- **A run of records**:

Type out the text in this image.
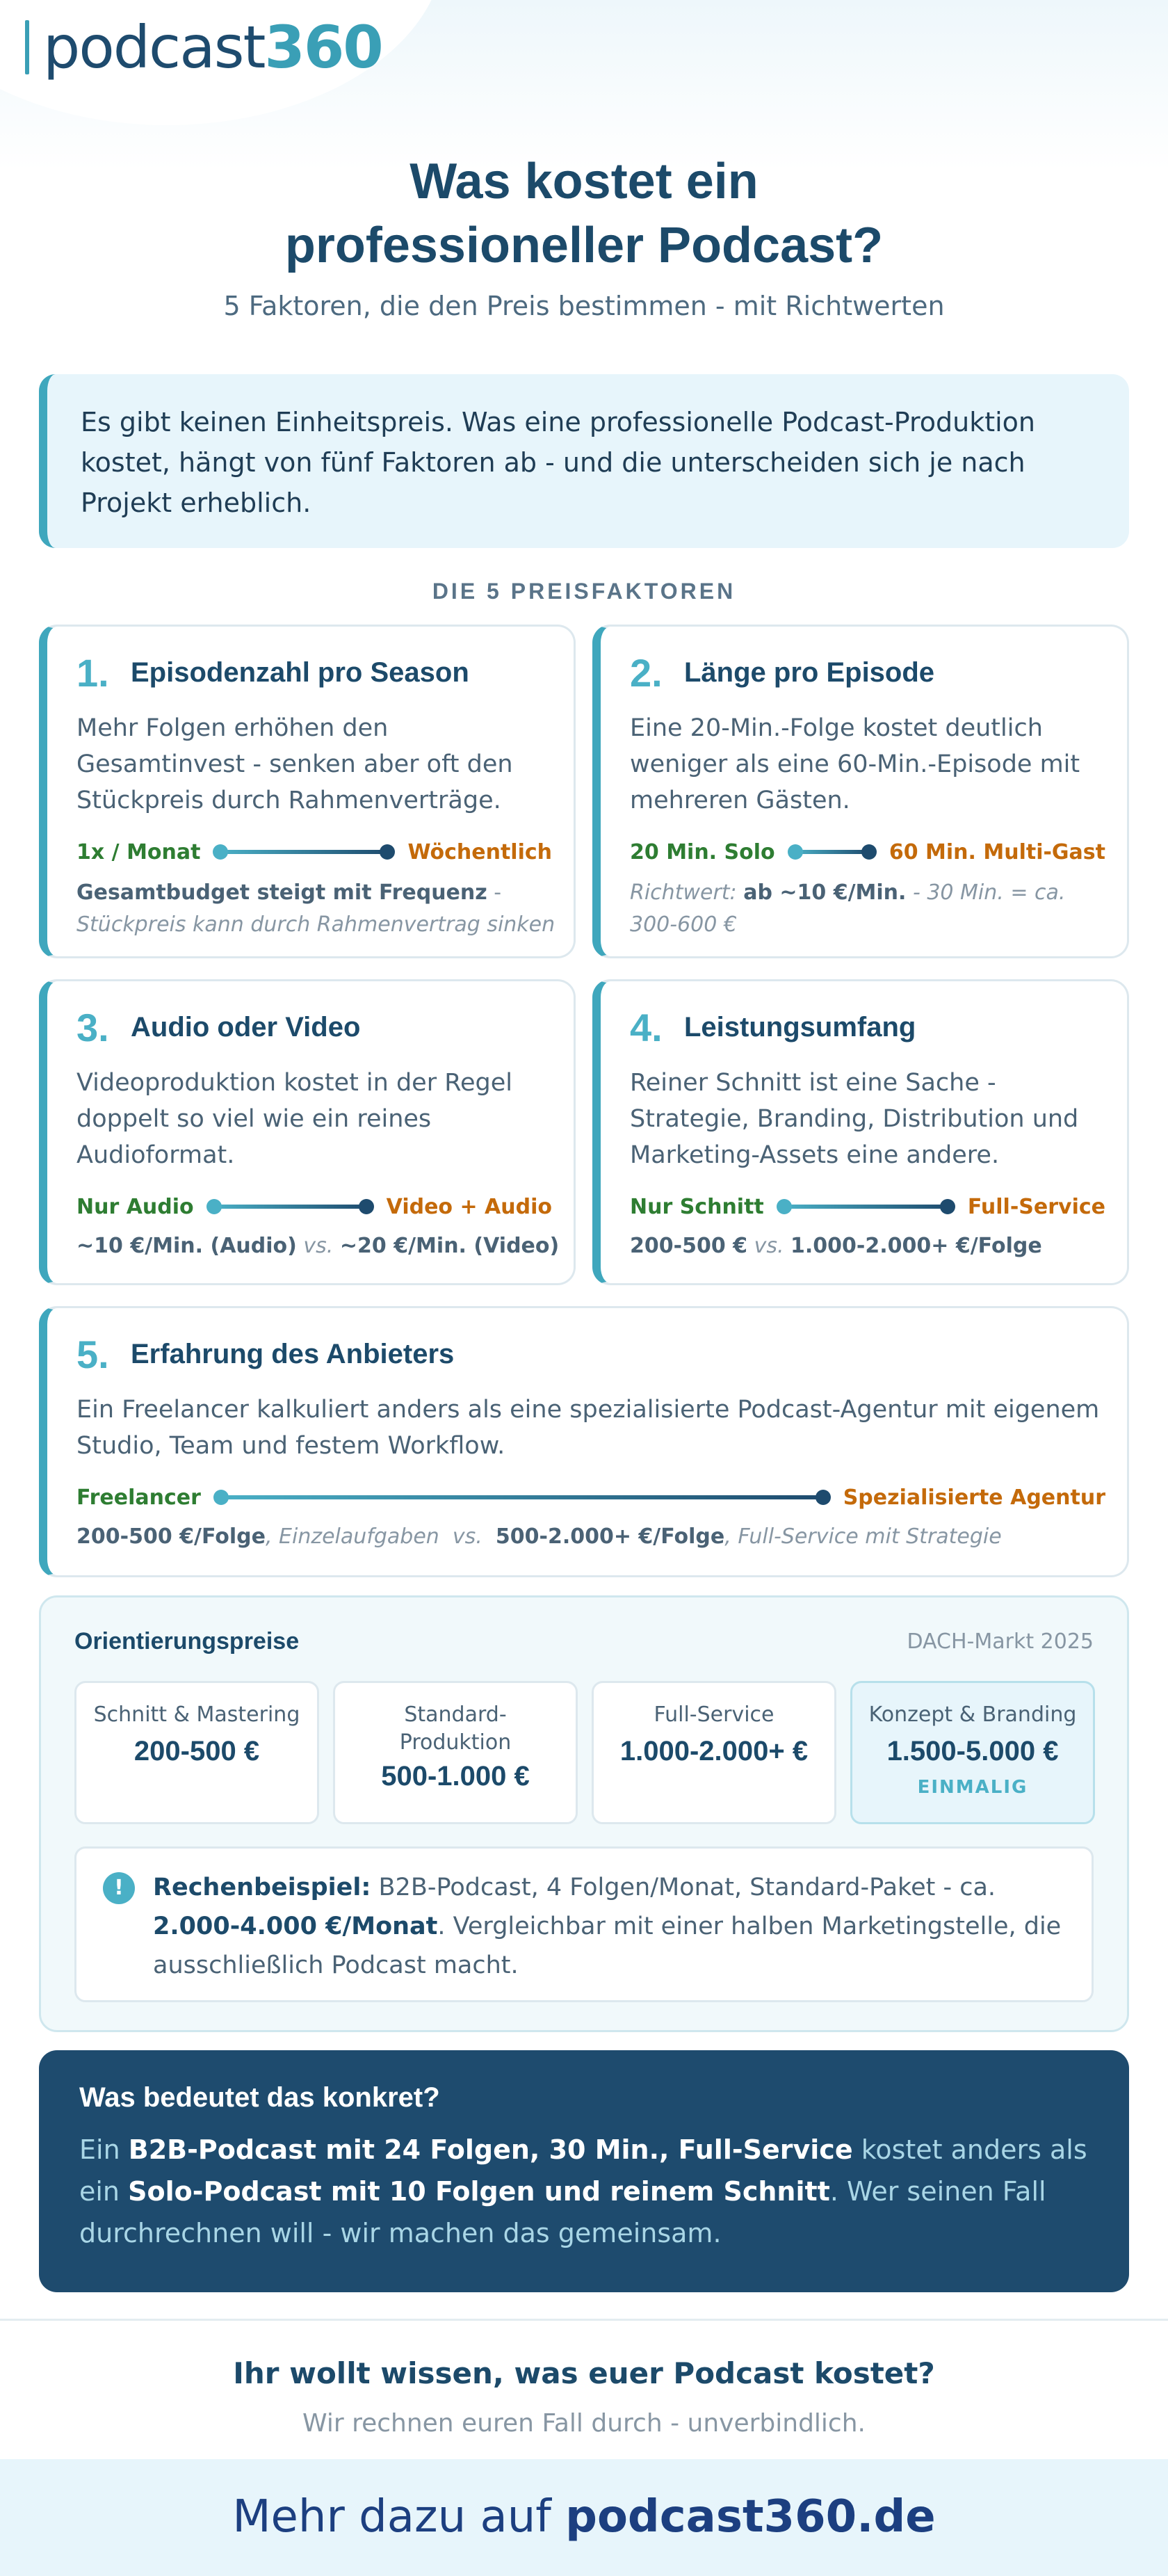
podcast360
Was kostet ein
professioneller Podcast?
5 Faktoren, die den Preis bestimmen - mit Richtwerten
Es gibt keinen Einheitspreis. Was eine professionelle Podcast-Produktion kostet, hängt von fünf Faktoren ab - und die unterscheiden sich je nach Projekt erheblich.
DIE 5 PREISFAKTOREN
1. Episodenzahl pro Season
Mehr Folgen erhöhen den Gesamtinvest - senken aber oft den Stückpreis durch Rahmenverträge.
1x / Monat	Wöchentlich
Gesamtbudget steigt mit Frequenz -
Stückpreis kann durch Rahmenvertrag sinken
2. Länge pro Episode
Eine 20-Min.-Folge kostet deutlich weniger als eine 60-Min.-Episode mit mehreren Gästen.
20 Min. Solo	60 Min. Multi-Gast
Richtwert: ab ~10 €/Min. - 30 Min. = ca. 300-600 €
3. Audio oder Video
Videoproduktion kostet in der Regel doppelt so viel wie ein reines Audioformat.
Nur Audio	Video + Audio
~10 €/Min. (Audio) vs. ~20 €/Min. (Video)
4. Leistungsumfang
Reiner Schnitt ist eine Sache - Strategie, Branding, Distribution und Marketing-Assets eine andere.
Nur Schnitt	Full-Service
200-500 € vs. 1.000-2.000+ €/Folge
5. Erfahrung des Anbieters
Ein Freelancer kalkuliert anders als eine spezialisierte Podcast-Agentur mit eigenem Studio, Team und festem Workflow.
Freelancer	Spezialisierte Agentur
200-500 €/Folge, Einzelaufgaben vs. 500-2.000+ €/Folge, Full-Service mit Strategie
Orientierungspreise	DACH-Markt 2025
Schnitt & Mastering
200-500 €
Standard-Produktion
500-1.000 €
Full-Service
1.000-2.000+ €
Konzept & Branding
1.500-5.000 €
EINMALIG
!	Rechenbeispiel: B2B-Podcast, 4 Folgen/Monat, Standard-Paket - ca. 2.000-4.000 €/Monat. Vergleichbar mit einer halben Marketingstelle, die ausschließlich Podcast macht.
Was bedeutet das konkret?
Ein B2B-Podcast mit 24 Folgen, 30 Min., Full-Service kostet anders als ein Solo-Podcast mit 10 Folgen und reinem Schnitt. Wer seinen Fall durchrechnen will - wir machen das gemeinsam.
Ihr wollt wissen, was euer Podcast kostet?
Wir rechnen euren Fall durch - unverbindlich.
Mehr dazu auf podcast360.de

- **DIRECTIONS**:
The listing above must be printed again exactly, minus its pictures.

- **THE ANSWER**:
Type out the text in this image.
podcast360
Was kostet ein
professioneller Podcast?
5 Faktoren, die den Preis bestimmen - mit Richtwerten
Es gibt keinen Einheitspreis. Was eine professionelle Podcast-Produktion kostet, hängt von fünf Faktoren ab - und die unterscheiden sich je nach Projekt erheblich.
DIE 5 PREISFAKTOREN
1. Episodenzahl pro Season
Mehr Folgen erhöhen den Gesamtinvest - senken aber oft den Stückpreis durch Rahmenverträge.
1x / Monat	Wöchentlich
Gesamtbudget steigt mit Frequenz -
Stückpreis kann durch Rahmenvertrag sinken
2. Länge pro Episode
Eine 20-Min.-Folge kostet deutlich weniger als eine 60-Min.-Episode mit mehreren Gästen.
20 Min. Solo	60 Min. Multi-Gast
Richtwert: ab ~10 €/Min. - 30 Min. = ca. 300-600 €
3. Audio oder Video
Videoproduktion kostet in der Regel doppelt so viel wie ein reines Audioformat.
Nur Audio	Video + Audio
~10 €/Min. (Audio) vs. ~20 €/Min. (Video)
4. Leistungsumfang
Reiner Schnitt ist eine Sache - Strategie, Branding, Distribution und Marketing-Assets eine andere.
Nur Schnitt	Full-Service
200-500 € vs. 1.000-2.000+ €/Folge
5. Erfahrung des Anbieters
Ein Freelancer kalkuliert anders als eine spezialisierte Podcast-Agentur mit eigenem Studio, Team und festem Workflow.
Freelancer	Spezialisierte Agentur
200-500 €/Folge, Einzelaufgaben vs. 500-2.000+ €/Folge, Full-Service mit Strategie
Orientierungspreise	DACH-Markt 2025
Schnitt & Mastering
200-500 €
Standard-Produktion
500-1.000 €
Full-Service
1.000-2.000+ €
Konzept & Branding
1.500-5.000 €
EINMALIG
!	Rechenbeispiel: B2B-Podcast, 4 Folgen/Monat, Standard-Paket - ca. 2.000-4.000 €/Monat. Vergleichbar mit einer halben Marketingstelle, die ausschließlich Podcast macht.
Was bedeutet das konkret?
Ein B2B-Podcast mit 24 Folgen, 30 Min., Full-Service kostet anders als ein Solo-Podcast mit 10 Folgen und reinem Schnitt. Wer seinen Fall durchrechnen will - wir machen das gemeinsam.
Ihr wollt wissen, was euer Podcast kostet?
Wir rechnen euren Fall durch - unverbindlich.
Mehr dazu auf podcast360.de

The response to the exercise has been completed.